Output verbatim the lines starting at the one containing "bar xyxy=(116,173,125,248)" and ending at the one containing "data-label: 11 xyxy=(298,199,310,210)", with both boundary lines included.

◆ **Dataset extract**
────

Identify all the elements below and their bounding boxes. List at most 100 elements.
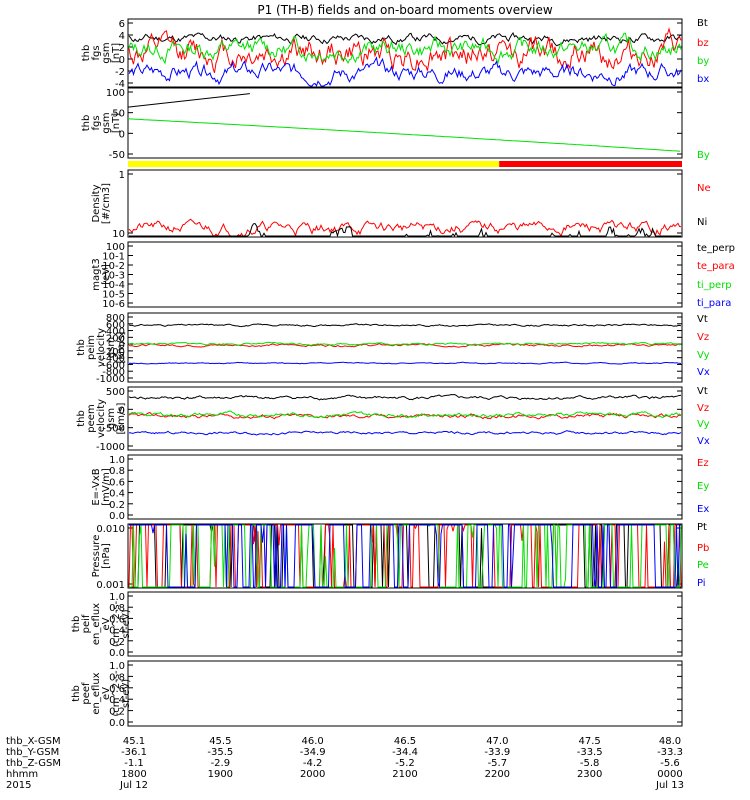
- series-line-Vx: [128, 361, 682, 365]
- y-axis-label-line: gsm: [101, 42, 112, 63]
- series-line-Ni: [129, 222, 681, 238]
- bottom-tick-x: 45.1: [123, 736, 145, 747]
- panel-3: 10 1 Density [#/cm3] Ne Ni: [91, 169, 711, 240]
- y-axis-label: thb fgs gsm [nT]: [81, 112, 122, 133]
- y-tick-label: 0.8: [109, 672, 125, 683]
- y-axis-label-line: fgs: [91, 45, 102, 60]
- y-tick-label: -600: [102, 360, 125, 371]
- legend-te_para: te_para: [697, 261, 735, 272]
- bottom-tick-x: 46.5: [394, 736, 416, 747]
- y-tick-label: 0: [119, 340, 125, 351]
- y-tick-label: 0.8: [109, 466, 125, 477]
- y-axis-label-line: velocity: [96, 328, 107, 367]
- y-tick-label: 0.6: [109, 477, 125, 488]
- y-axis-label-line: Pressure: [91, 535, 102, 578]
- panel-frame: [127, 386, 683, 451]
- y-axis-label-line: E=-VxB: [91, 468, 102, 505]
- y-axis-label-line: gsm: [106, 337, 117, 358]
- legend-Pb: Pb: [697, 543, 709, 554]
- y-axis-label-line: [#/cm3]: [101, 183, 112, 224]
- y-axis-label-line: thb: [76, 410, 87, 427]
- y-axis-label-line: (cm^2-s-: [111, 670, 122, 717]
- y-tick-label: 10-2: [102, 261, 125, 272]
- y-axis-label: E=-VxB [mV/m]: [91, 468, 112, 506]
- y-tick-label: 2: [119, 43, 125, 54]
- y-axis-label-line: [km/s]: [116, 331, 127, 363]
- y-axis-label-line: gsm: [101, 112, 112, 133]
- series-line-Vx: [128, 430, 682, 436]
- legend-Vt: Vt: [697, 386, 708, 397]
- legend-Pt: Pt: [697, 522, 707, 533]
- y-axis-label-line: peim: [86, 335, 97, 360]
- y-tick-label: 0.6: [109, 684, 125, 695]
- y-tick-label: 600: [106, 320, 125, 331]
- panel-frame: [127, 454, 683, 520]
- bottom-tick-z: -5.6: [660, 758, 680, 769]
- y-tick-label: 200: [106, 333, 125, 344]
- bottom-row-label: hhmm: [6, 769, 38, 780]
- y-tick-label: 1.0: [109, 455, 125, 466]
- y-tick-label: 4: [119, 31, 125, 42]
- y-axis-label-line: gsm: [106, 408, 117, 429]
- series-line-Bt: [128, 31, 682, 47]
- y-tick-label: 10: [112, 229, 125, 240]
- y-axis-label-line: fgs: [91, 115, 102, 130]
- y-tick-label: 0: [119, 55, 125, 66]
- legend-bx: bx: [697, 74, 709, 85]
- bottom-tick-hhmm: 0000: [657, 769, 682, 780]
- bottom-tick-z: -5.7: [488, 758, 508, 769]
- legend-By: By: [697, 150, 710, 161]
- y-axis-label: thb peim velocity gsm [km/s]: [76, 328, 127, 367]
- legend-Vz: Vz: [697, 332, 709, 343]
- legend-Pe: Pe: [697, 560, 709, 571]
- y-tick-label: 400: [106, 327, 125, 338]
- panel-frame: [127, 87, 683, 159]
- y-axis-label-line: (cm^2-s-: [111, 600, 122, 647]
- bottom-tick-y: -33.5: [577, 747, 603, 758]
- bottom-tick-z: -1.1: [124, 758, 144, 769]
- bottom-tick-x: 48.0: [659, 736, 681, 747]
- y-tick-label: 10-3: [102, 271, 125, 282]
- series-line-Vy: [128, 410, 682, 419]
- y-tick-label: 0.4: [109, 695, 125, 706]
- y-tick-label: 10-1: [102, 252, 125, 263]
- y-axis-label-line: sr-eV): [121, 609, 132, 638]
- y-tick-label: 6: [119, 19, 125, 30]
- panel-frame: [127, 312, 683, 383]
- bottom-row-label: 2015: [6, 780, 31, 791]
- y-tick-label: 0.001: [96, 580, 125, 591]
- legend-Ez: Ez: [697, 458, 709, 469]
- series-line-by: [128, 32, 682, 65]
- y-tick-label: -1000: [96, 374, 125, 385]
- y-tick-label: -800: [102, 367, 125, 378]
- y-tick-label: -1000: [96, 442, 125, 453]
- bottom-tick-hhmm: 2000: [300, 769, 325, 780]
- legend-Vx: Vx: [697, 367, 710, 378]
- mode-bar-red: [499, 161, 682, 167]
- bottom-tick-x: 46.0: [302, 736, 324, 747]
- legend-Ne: Ne: [697, 183, 711, 194]
- y-axis-label-line: [mV/m]: [101, 468, 112, 506]
- panel-frame: [127, 660, 683, 727]
- legend-ti_para: ti_para: [697, 298, 731, 309]
- y-axis-label-line: thb: [76, 339, 87, 356]
- bottom-tick-x: 45.5: [209, 736, 231, 747]
- y-tick-label: 800: [106, 313, 125, 324]
- bottom-tick-hhmm: 2100: [392, 769, 417, 780]
- bottom-tick-z: -4.2: [303, 758, 323, 769]
- series-line-bx: [128, 56, 682, 87]
- y-axis-label-line: peem: [86, 404, 97, 432]
- series-line-Vt: [128, 393, 682, 401]
- panel-frame: [127, 169, 683, 238]
- bottom-tick-x: 47.5: [579, 736, 601, 747]
- legend-Vy: Vy: [697, 350, 710, 361]
- bottom-axis-labels: thb_X-GSMthb_Y-GSMthb_Z-GSMhhmm201545.1-…: [6, 736, 684, 791]
- mode-bar-yellow: [128, 161, 500, 167]
- y-axis-label-line: en_eflux: [91, 603, 102, 645]
- y-tick-label: -4: [115, 79, 125, 90]
- bottom-tick-z: -5.8: [580, 758, 600, 769]
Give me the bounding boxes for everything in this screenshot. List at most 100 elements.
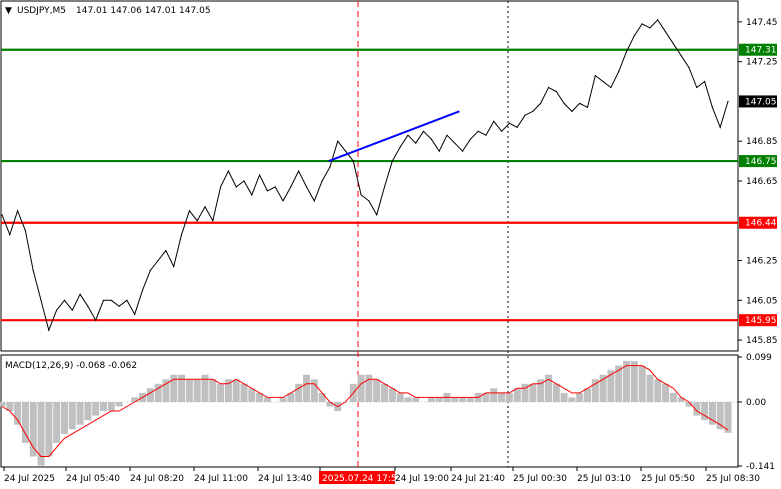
- macd-bar: [310, 379, 318, 402]
- y-tick-label: 146.05: [746, 296, 778, 306]
- macd-bar: [263, 397, 271, 402]
- price-point: [368, 200, 370, 202]
- macd-bar: [677, 397, 685, 402]
- macd-bar: [701, 402, 709, 421]
- level-label: 145.95: [745, 316, 777, 326]
- level-badge: [739, 43, 777, 56]
- macd-bar: [381, 383, 388, 402]
- macd-bar: [45, 402, 53, 457]
- macd-bar: [662, 383, 670, 402]
- level-label: 146.44: [745, 219, 777, 229]
- x-tick-label: 25 Jul 00:30: [513, 474, 567, 484]
- price-point: [243, 180, 245, 182]
- macd-bar: [505, 392, 513, 402]
- price-point: [344, 150, 347, 152]
- macd-bar: [693, 402, 701, 416]
- trend-line[interactable]: [328, 110, 460, 163]
- macd-bar: [21, 402, 29, 443]
- macd-bar: [68, 402, 76, 430]
- x-tick-label: 25 Jul 05:50: [641, 474, 695, 484]
- macd-bar: [240, 383, 248, 402]
- macd-bar: [396, 392, 404, 402]
- price-point: [376, 214, 378, 216]
- current-price-label: 147.05: [745, 97, 777, 107]
- macd-bar: [482, 392, 490, 402]
- x-tick-label: 24 Jul 13:40: [258, 474, 312, 484]
- price-point: [586, 106, 589, 108]
- price-point: [235, 186, 237, 188]
- macd-title: MACD(12,26,9) -0.068 -0.062: [5, 361, 137, 371]
- price-point: [618, 71, 620, 73]
- y-tick-label: 145.85: [746, 336, 778, 346]
- macd-bar: [295, 383, 303, 402]
- macd-bar: [29, 402, 37, 457]
- price-point: [672, 43, 675, 45]
- price-point: [446, 134, 448, 136]
- price-point: [71, 309, 73, 311]
- level-label: 147.31: [745, 46, 777, 56]
- macd-bar: [178, 374, 186, 402]
- price-point: [532, 110, 534, 112]
- price-point: [149, 269, 151, 272]
- macd-bar: [490, 388, 498, 402]
- macd-bar: [146, 388, 154, 402]
- price-point: [188, 210, 190, 212]
- price-point: [274, 186, 276, 188]
- price-point: [63, 299, 66, 301]
- macd-bar: [607, 370, 615, 402]
- macd-bar: [84, 402, 92, 421]
- macd-bar: [303, 374, 310, 402]
- x-tick-label: 24 Jul 2025: [4, 474, 55, 484]
- price-point: [102, 299, 105, 301]
- price-point: [352, 160, 354, 162]
- macd-layer: [0, 361, 732, 466]
- price-point: [79, 293, 81, 295]
- price-point: [173, 265, 175, 268]
- y-tick-label: 146.25: [746, 257, 778, 267]
- chart-menu-icon[interactable]: ▼: [5, 6, 12, 16]
- y-tick-label: 146.65: [746, 177, 778, 187]
- price-point: [524, 114, 526, 116]
- x-tick-label-highlight: 2025.07.24 17:50: [322, 474, 403, 484]
- price-point: [165, 250, 167, 252]
- price-point: [696, 86, 698, 89]
- x-tick-label: 25 Jul 08:30: [706, 474, 760, 484]
- price-point: [56, 309, 58, 311]
- macd-bar: [37, 402, 45, 466]
- price-point: [625, 51, 628, 53]
- price-point: [563, 102, 565, 104]
- highlight-time-badge: [319, 471, 395, 484]
- macd-bar: [318, 392, 326, 402]
- macd-pane[interactable]: [0, 354, 739, 468]
- price-point: [360, 194, 362, 196]
- macd-bar: [76, 402, 84, 425]
- macd-bar: [185, 379, 193, 402]
- macd-bar: [154, 383, 162, 402]
- macd-bar: [545, 374, 552, 402]
- price-point: [462, 150, 464, 152]
- macd-bar: [201, 374, 209, 402]
- price-point: [594, 75, 596, 77]
- price-point: [298, 170, 300, 172]
- macd-bar: [552, 383, 560, 402]
- macd-bar: [357, 374, 365, 402]
- price-point: [220, 186, 222, 188]
- price-point: [337, 140, 339, 142]
- macd-bar: [287, 392, 295, 402]
- price-point: [1, 214, 3, 216]
- macd-bar: [248, 388, 256, 402]
- macd-bar: [716, 402, 724, 430]
- chart-ohlc: 147.01 147.06 147.01 147.05: [76, 6, 211, 16]
- macd-bar: [193, 379, 201, 402]
- level-badge: [739, 155, 777, 168]
- x-tick-label: 25 Jul 03:10: [577, 474, 631, 484]
- macd-bar: [584, 388, 591, 402]
- price-point: [664, 31, 667, 33]
- macd-bar: [623, 361, 630, 402]
- macd-bar: [373, 379, 381, 402]
- macd-bar: [669, 392, 677, 402]
- price-pane[interactable]: [0, 0, 739, 352]
- macd-bar: [427, 397, 435, 402]
- macd-bar: [404, 397, 412, 402]
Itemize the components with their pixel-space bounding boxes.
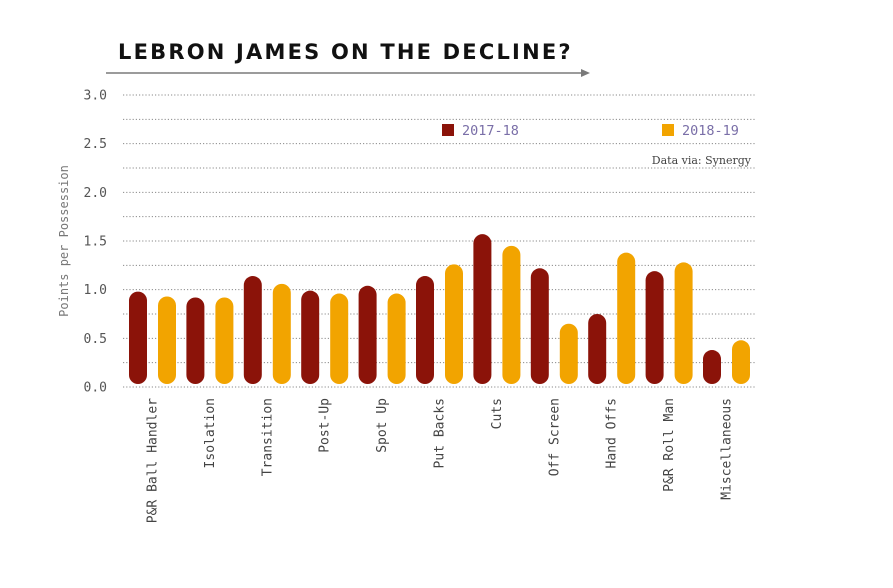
bar-series-2: [502, 245, 521, 384]
y-axis-title: Points per Possession: [57, 165, 71, 317]
bar-series-1: [186, 297, 205, 384]
bar-series-2: [617, 252, 636, 384]
y-tick-label: 3.0: [84, 89, 107, 104]
bar-series-2: [158, 296, 176, 384]
y-tick-label: 2.0: [84, 186, 107, 201]
bar-series-1: [243, 276, 262, 384]
legend-swatch: [662, 124, 674, 136]
legend-label: 2017-18: [462, 123, 519, 139]
chart-title: LEBRON JAMES ON THE DECLINE?: [118, 40, 573, 64]
y-axis-ticks: 0.0 0.5 1.0 1.5 2.0 2.5 3.0: [84, 89, 107, 396]
bar-series-2: [732, 340, 750, 384]
bar-series-1: [358, 285, 377, 384]
x-tick-label: Isolation: [203, 398, 218, 468]
x-tick-label: Spot Up: [375, 398, 390, 453]
bar-series-2: [674, 262, 693, 384]
bar-series-2: [215, 297, 234, 384]
x-tick-label: Transition: [260, 398, 275, 476]
bar-series-1: [473, 234, 492, 384]
x-tick-label: Post-Up: [318, 398, 333, 453]
bar-series-1: [645, 271, 664, 384]
x-axis-labels: P&R Ball Handler Isolation Transition Post-…: [146, 398, 735, 523]
legend-swatch: [442, 124, 454, 136]
x-tick-label: Cuts: [490, 398, 505, 429]
y-tick-label: 2.5: [84, 137, 107, 152]
bar-series-1: [301, 290, 320, 384]
y-tick-label: 0.0: [84, 381, 107, 396]
x-tick-label: Put Backs: [433, 398, 448, 468]
bars: [129, 234, 750, 384]
y-tick-label: 0.5: [84, 332, 107, 347]
x-tick-label: Hand Offs: [605, 398, 620, 468]
x-tick-label: Miscellaneous: [720, 398, 735, 500]
y-tick-label: 1.0: [84, 283, 107, 298]
bar-series-1: [129, 291, 147, 384]
x-tick-label: P&R Ball Handler: [146, 398, 161, 523]
bar-series-2: [330, 293, 349, 384]
bar-series-2: [272, 283, 291, 384]
bar-series-1: [588, 314, 607, 384]
bar-series-1: [416, 276, 434, 384]
x-tick-label: Off Screen: [547, 398, 562, 476]
x-tick-label: P&R Roll Man: [662, 398, 677, 492]
bar-series-2: [387, 293, 406, 384]
legend-label: 2018-19: [682, 123, 739, 139]
legend: 2017-18 2018-19: [442, 123, 739, 139]
bar-series-1: [703, 350, 721, 384]
y-tick-label: 1.5: [84, 235, 107, 250]
title-arrow: [106, 69, 590, 77]
bar-series-2: [559, 323, 578, 384]
source-note: Data via: Synergy: [652, 154, 752, 167]
bar-series-2: [445, 264, 463, 384]
bar-series-1: [530, 268, 549, 384]
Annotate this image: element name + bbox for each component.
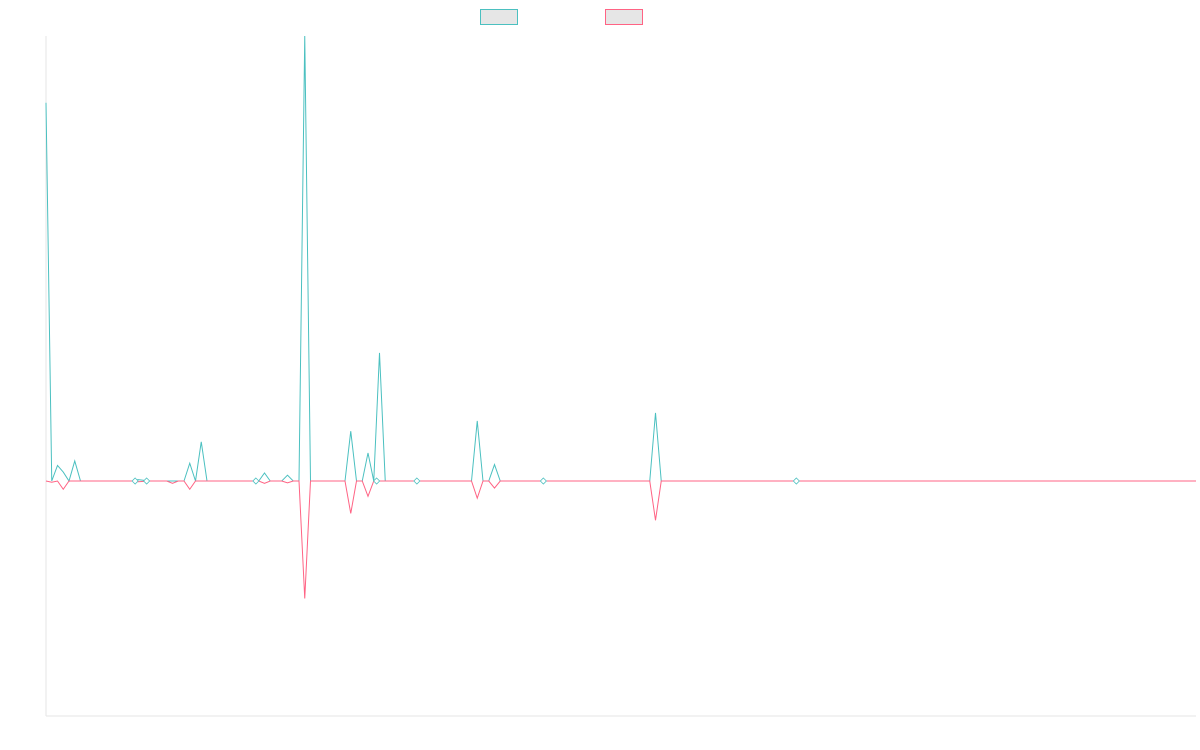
legend-swatch-series-1[interactable]: [480, 9, 518, 25]
baseline-marker-4: [373, 477, 381, 485]
marker-layer: [131, 477, 800, 485]
baseline-marker-7: [792, 477, 800, 485]
series-line-2: [45, 480, 1196, 599]
legend-swatch-series-2[interactable]: [605, 9, 643, 25]
baseline-marker-3: [252, 477, 260, 485]
series-layer: [45, 35, 1196, 599]
baseline-marker-5: [413, 477, 421, 485]
series-line-1: [45, 35, 1196, 483]
baseline-marker-6: [539, 477, 547, 485]
baseline-marker-1: [131, 477, 139, 485]
baseline-marker-2: [143, 477, 151, 485]
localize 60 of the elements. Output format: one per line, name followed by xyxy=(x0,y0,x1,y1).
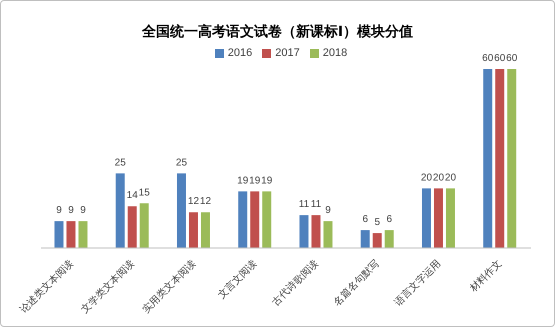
bar xyxy=(116,173,125,248)
x-tick-label: 实用类文本阅读 xyxy=(140,258,198,316)
bar xyxy=(200,212,210,248)
bar xyxy=(372,233,382,248)
bar xyxy=(176,173,186,248)
data-label: 15 xyxy=(138,187,150,198)
x-tick-label: 文言文阅读 xyxy=(216,258,260,302)
x-tick-label: 文学类文本阅读 xyxy=(78,258,137,316)
data-label: 6 xyxy=(386,214,392,226)
bar xyxy=(188,212,198,248)
bar xyxy=(446,188,455,248)
legend-label: 2018 xyxy=(322,47,348,59)
data-label: 60 xyxy=(482,53,494,64)
data-label: 25 xyxy=(176,157,188,168)
legend-label: 2016 xyxy=(228,47,252,59)
data-label: 20 xyxy=(432,172,444,184)
bar xyxy=(311,215,320,248)
data-label: 19 xyxy=(249,175,261,186)
data-label: 9 xyxy=(80,205,86,216)
x-tick-label: 论述类文本阅读 xyxy=(18,258,76,316)
bar xyxy=(507,69,516,248)
data-label: 19 xyxy=(261,175,273,186)
data-label: 12 xyxy=(188,196,200,208)
data-label: 11 xyxy=(298,199,310,210)
bar xyxy=(299,215,308,248)
data-label: 12 xyxy=(200,196,212,208)
data-label: 19 xyxy=(237,175,249,186)
x-tick-label: 古代诗歌阅读 xyxy=(270,258,321,308)
bar xyxy=(384,230,394,248)
bar xyxy=(262,191,272,248)
x-tick-label: 语言文字运用 xyxy=(392,258,444,308)
bar xyxy=(128,206,137,248)
bar xyxy=(323,221,332,248)
data-label: 25 xyxy=(114,157,126,168)
bar xyxy=(495,69,504,248)
data-label: 20 xyxy=(420,172,432,184)
x-tick-label: 材料作文 xyxy=(466,258,504,295)
legend-label: 2017 xyxy=(275,47,300,59)
data-label: 60 xyxy=(506,53,518,64)
data-label: 11 xyxy=(310,199,322,210)
bar xyxy=(250,191,260,248)
bar xyxy=(78,221,88,248)
bar xyxy=(54,221,64,248)
data-label: 5 xyxy=(374,217,380,228)
bar xyxy=(66,221,76,248)
x-tick-label: 名篇名句默写 xyxy=(330,258,382,308)
data-label: 9 xyxy=(56,205,62,216)
data-label: 20 xyxy=(444,172,456,184)
data-label: 9 xyxy=(68,205,74,216)
bar xyxy=(238,191,248,248)
bar xyxy=(140,203,149,248)
data-label: 60 xyxy=(494,53,506,64)
bar xyxy=(434,188,443,248)
chart-title: 全国统一高考语文试卷（新课标Ⅰ）模块分值 xyxy=(140,23,414,41)
bar xyxy=(483,69,492,248)
data-label: 9 xyxy=(325,205,332,216)
data-label: 14 xyxy=(126,190,138,202)
bar xyxy=(360,230,370,248)
bar xyxy=(422,188,431,248)
data-label: 6 xyxy=(362,214,368,226)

────

◆ **Response**
bar xyxy=(116,173,125,248)
x-tick-label: 实用类文本阅读 xyxy=(140,258,198,316)
bar xyxy=(200,212,210,248)
bar xyxy=(372,233,382,248)
bar xyxy=(176,173,186,248)
data-label: 15 xyxy=(138,187,150,198)
x-tick-label: 文言文阅读 xyxy=(216,258,260,302)
x-tick-label: 文学类文本阅读 xyxy=(78,258,137,316)
data-label: 6 xyxy=(386,214,392,226)
bar xyxy=(188,212,198,248)
bar xyxy=(446,188,455,248)
legend-label: 2018 xyxy=(322,47,348,59)
data-label: 60 xyxy=(482,53,494,64)
data-label: 25 xyxy=(176,157,188,168)
legend-label: 2016 xyxy=(228,47,252,59)
data-label: 20 xyxy=(432,172,444,184)
bar xyxy=(311,215,320,248)
data-label: 19 xyxy=(249,175,261,186)
data-label: 9 xyxy=(80,205,86,216)
x-tick-label: 论述类文本阅读 xyxy=(18,258,76,316)
bar xyxy=(507,69,516,248)
data-label: 19 xyxy=(261,175,273,186)
data-label: 12 xyxy=(188,196,200,208)
data-label: 11 xyxy=(298,199,310,210)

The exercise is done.